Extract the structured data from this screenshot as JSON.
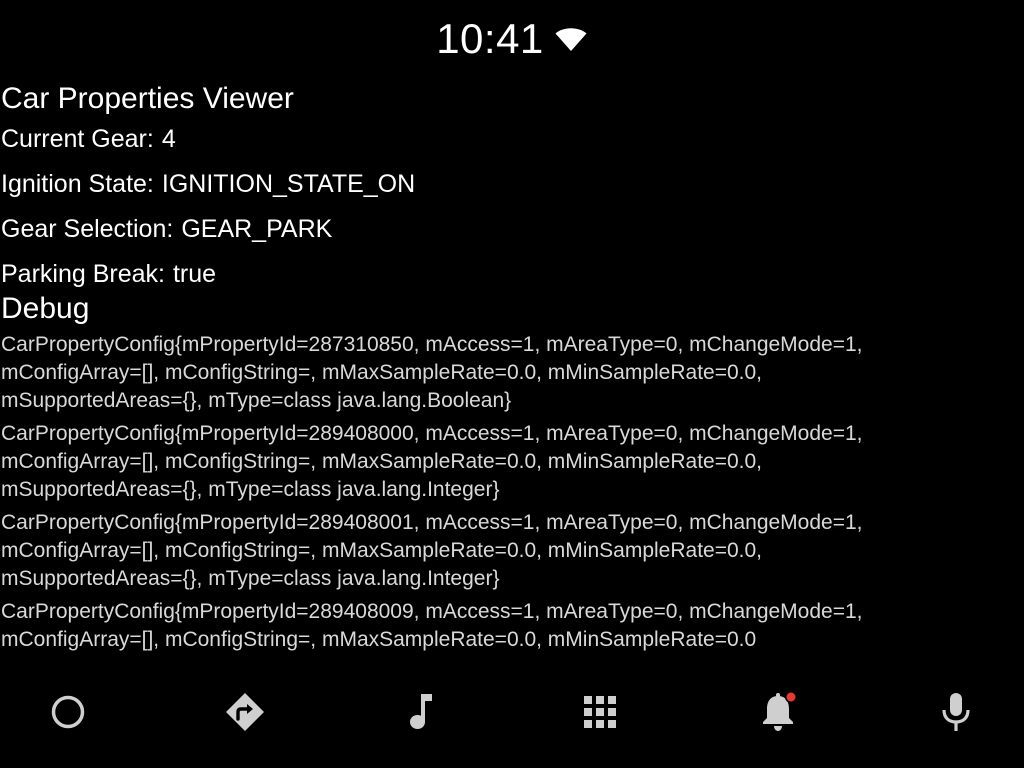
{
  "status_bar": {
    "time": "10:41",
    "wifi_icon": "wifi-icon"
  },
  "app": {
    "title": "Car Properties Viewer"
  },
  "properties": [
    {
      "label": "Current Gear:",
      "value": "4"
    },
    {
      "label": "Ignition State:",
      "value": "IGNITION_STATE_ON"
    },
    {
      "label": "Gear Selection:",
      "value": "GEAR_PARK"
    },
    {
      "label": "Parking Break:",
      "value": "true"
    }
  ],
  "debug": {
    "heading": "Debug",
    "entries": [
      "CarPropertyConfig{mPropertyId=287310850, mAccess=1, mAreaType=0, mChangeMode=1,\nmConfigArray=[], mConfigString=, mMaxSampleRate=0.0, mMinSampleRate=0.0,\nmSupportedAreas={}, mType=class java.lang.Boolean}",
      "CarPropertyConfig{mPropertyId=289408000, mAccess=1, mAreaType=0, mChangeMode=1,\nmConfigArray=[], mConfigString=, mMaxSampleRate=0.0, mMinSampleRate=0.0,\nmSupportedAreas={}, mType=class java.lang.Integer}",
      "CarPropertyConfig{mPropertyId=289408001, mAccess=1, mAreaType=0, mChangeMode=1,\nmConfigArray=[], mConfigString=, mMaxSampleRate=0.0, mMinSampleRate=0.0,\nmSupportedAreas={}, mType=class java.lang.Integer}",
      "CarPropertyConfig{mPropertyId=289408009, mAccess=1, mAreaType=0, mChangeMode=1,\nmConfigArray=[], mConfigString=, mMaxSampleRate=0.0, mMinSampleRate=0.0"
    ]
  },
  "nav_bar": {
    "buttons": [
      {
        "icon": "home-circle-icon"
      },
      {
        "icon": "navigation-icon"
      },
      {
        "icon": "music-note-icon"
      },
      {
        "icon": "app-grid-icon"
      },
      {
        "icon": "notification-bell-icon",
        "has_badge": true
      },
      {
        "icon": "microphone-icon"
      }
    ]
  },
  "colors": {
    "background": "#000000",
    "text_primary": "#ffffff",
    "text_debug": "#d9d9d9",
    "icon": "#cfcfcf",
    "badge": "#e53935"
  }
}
_ _ _ _
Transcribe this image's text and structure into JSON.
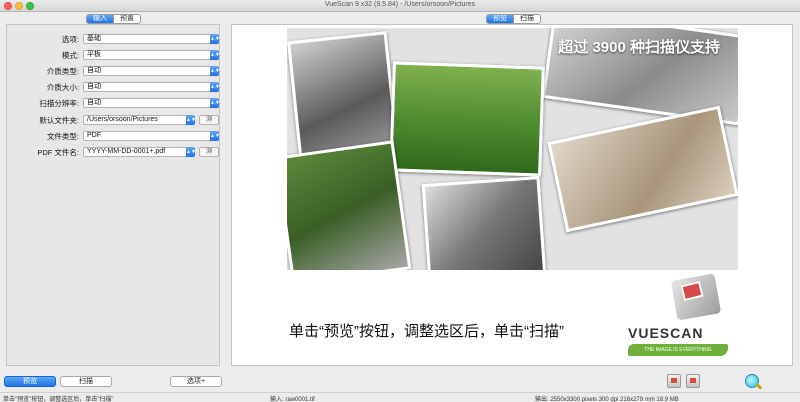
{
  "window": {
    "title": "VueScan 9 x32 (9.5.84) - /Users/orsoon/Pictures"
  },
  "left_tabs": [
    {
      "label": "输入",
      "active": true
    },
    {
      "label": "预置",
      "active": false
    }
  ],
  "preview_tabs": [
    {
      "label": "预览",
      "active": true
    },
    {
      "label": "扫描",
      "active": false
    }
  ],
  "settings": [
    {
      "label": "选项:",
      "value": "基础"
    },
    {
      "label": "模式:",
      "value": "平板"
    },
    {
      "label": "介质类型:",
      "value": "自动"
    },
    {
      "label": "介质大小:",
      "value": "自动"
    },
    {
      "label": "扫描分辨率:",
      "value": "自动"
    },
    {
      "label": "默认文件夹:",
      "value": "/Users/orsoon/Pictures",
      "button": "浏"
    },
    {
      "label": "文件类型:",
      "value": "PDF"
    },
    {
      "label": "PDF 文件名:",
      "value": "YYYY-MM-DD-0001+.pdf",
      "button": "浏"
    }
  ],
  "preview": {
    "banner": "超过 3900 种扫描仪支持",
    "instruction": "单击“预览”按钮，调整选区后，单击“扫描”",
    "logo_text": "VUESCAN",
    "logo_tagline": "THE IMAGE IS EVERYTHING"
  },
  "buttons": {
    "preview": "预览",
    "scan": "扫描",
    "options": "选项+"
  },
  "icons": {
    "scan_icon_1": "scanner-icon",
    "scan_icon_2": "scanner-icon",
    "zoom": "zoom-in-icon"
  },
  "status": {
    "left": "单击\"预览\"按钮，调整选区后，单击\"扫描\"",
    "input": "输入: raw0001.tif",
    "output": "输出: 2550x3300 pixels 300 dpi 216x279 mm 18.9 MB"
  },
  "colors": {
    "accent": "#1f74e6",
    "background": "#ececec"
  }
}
_ _ _ _
• Your objective: Which lines include the word "Users"? List them all.

• Response to the task:
    "title": "VueScan 9 x32 (9.5.84) - /Users/orsoon/Pictures"
      "value": "/Users/orsoon/Pictures",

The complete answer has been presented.